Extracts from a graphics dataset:
::::::::::

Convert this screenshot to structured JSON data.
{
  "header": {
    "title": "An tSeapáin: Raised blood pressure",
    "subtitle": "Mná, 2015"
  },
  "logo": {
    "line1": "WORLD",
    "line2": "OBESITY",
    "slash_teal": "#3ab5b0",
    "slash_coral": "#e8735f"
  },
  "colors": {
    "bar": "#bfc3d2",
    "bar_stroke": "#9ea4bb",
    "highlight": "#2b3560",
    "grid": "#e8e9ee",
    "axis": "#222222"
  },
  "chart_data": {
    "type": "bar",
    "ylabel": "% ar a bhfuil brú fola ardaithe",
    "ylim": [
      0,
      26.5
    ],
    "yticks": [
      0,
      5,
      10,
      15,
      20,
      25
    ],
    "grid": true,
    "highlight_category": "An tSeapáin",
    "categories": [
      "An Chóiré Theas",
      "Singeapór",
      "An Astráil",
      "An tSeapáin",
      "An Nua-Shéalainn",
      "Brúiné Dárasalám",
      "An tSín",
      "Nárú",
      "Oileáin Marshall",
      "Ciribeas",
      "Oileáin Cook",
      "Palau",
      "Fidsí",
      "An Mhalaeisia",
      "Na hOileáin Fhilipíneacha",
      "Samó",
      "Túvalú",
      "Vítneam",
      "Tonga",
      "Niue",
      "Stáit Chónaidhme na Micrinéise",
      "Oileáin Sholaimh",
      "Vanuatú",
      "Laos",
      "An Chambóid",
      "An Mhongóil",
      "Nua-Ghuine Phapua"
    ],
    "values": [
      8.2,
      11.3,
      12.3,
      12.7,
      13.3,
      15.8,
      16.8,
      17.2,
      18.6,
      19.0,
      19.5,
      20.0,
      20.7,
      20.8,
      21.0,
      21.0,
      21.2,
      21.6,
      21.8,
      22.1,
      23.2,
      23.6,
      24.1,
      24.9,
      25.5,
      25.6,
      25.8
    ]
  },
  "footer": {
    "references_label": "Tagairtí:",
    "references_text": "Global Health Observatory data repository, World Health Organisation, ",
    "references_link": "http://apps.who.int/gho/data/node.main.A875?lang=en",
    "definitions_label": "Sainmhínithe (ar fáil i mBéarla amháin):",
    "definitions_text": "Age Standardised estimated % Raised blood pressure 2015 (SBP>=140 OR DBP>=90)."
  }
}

::::::::::

#### TASK PROMPT
Go through the listing and copy all of it exactly.

#### ANSWER TO THIS EXERCISE
Convert this screenshot to structured JSON data.
{
  "header": {
    "title": "An tSeapáin: Raised blood pressure",
    "subtitle": "Mná, 2015"
  },
  "logo": {
    "line1": "WORLD",
    "line2": "OBESITY",
    "slash_teal": "#3ab5b0",
    "slash_coral": "#e8735f"
  },
  "colors": {
    "bar": "#bfc3d2",
    "bar_stroke": "#9ea4bb",
    "highlight": "#2b3560",
    "grid": "#e8e9ee",
    "axis": "#222222"
  },
  "chart_data": {
    "type": "bar",
    "ylabel": "% ar a bhfuil brú fola ardaithe",
    "ylim": [
      0,
      26.5
    ],
    "yticks": [
      0,
      5,
      10,
      15,
      20,
      25
    ],
    "grid": true,
    "highlight_category": "An tSeapáin",
    "categories": [
      "An Chóiré Theas",
      "Singeapór",
      "An Astráil",
      "An tSeapáin",
      "An Nua-Shéalainn",
      "Brúiné Dárasalám",
      "An tSín",
      "Nárú",
      "Oileáin Marshall",
      "Ciribeas",
      "Oileáin Cook",
      "Palau",
      "Fidsí",
      "An Mhalaeisia",
      "Na hOileáin Fhilipíneacha",
      "Samó",
      "Túvalú",
      "Vítneam",
      "Tonga",
      "Niue",
      "Stáit Chónaidhme na Micrinéise",
      "Oileáin Sholaimh",
      "Vanuatú",
      "Laos",
      "An Chambóid",
      "An Mhongóil",
      "Nua-Ghuine Phapua"
    ],
    "values": [
      8.2,
      11.3,
      12.3,
      12.7,
      13.3,
      15.8,
      16.8,
      17.2,
      18.6,
      19.0,
      19.5,
      20.0,
      20.7,
      20.8,
      21.0,
      21.0,
      21.2,
      21.6,
      21.8,
      22.1,
      23.2,
      23.6,
      24.1,
      24.9,
      25.5,
      25.6,
      25.8
    ]
  },
  "footer": {
    "references_label": "Tagairtí:",
    "references_text": "Global Health Observatory data repository, World Health Organisation, ",
    "references_link": "http://apps.who.int/gho/data/node.main.A875?lang=en",
    "definitions_label": "Sainmhínithe (ar fáil i mBéarla amháin):",
    "definitions_text": "Age Standardised estimated % Raised blood pressure 2015 (SBP>=140 OR DBP>=90)."
  }
}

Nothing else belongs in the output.